REQUIREMENT = Extract each line holding the word "this" from the entries.
== == ==
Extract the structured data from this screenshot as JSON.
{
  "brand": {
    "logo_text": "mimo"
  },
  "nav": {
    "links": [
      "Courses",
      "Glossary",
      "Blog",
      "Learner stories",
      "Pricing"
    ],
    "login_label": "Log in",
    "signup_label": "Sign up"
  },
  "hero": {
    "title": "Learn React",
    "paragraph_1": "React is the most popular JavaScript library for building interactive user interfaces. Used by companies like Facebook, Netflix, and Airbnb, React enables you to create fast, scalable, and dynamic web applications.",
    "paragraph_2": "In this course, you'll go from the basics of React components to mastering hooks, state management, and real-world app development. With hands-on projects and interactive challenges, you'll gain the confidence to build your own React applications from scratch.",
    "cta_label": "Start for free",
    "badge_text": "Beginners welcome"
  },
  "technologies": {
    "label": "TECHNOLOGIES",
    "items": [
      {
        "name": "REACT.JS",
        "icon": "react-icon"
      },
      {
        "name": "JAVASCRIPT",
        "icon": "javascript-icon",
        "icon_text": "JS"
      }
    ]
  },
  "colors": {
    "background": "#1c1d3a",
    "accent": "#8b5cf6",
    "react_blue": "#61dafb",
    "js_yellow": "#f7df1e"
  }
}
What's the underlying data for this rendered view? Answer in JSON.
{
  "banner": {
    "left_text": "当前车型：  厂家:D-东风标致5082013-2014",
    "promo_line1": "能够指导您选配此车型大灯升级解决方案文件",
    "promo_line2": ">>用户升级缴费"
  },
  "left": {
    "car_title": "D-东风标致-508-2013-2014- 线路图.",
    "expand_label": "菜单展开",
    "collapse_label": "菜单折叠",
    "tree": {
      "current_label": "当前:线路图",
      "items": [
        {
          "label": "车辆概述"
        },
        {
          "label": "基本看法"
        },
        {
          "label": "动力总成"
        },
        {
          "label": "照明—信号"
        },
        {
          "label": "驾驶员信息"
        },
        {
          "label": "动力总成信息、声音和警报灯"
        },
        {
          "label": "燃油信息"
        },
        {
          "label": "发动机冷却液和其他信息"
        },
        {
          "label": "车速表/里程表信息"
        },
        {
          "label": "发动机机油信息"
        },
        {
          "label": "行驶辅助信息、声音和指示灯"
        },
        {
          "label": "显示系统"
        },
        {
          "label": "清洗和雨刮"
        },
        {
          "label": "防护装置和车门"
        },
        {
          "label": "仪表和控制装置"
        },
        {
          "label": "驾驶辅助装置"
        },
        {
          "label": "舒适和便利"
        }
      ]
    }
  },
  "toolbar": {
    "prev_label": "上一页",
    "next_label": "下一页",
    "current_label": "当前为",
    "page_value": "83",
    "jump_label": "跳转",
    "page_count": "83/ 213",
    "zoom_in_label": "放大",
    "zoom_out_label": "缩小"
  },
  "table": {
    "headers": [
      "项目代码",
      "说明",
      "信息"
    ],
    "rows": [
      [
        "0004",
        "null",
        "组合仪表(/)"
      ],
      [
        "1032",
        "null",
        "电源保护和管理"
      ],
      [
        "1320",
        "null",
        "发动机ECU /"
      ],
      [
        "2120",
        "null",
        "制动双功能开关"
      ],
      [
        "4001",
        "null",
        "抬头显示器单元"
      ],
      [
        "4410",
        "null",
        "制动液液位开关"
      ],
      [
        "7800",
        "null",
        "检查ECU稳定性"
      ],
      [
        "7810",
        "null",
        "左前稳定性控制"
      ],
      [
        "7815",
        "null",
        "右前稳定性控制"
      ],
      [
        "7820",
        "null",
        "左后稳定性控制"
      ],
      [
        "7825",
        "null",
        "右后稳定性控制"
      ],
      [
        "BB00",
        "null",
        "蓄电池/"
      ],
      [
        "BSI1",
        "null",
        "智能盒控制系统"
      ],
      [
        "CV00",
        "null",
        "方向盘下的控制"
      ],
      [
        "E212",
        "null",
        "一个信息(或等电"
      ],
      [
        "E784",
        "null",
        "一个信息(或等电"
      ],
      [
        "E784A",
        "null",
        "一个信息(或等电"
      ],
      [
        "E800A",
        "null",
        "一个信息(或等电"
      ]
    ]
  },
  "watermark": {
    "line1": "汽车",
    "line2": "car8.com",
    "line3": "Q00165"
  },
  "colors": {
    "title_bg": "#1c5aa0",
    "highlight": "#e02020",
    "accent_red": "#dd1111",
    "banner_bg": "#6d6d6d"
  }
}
== == ==
EXPECTED ANSWER =
Extract the structured data from this screenshot as JSON.
    "paragraph_2": "In this course, you'll go from the basics of React components to mastering hooks, state management, and real-world app development. With hands-on projects and interactive challenges, you'll gain the confidence to build your own React applications from scratch.",
What's the underlying data for this rendered view? Answer in JSON.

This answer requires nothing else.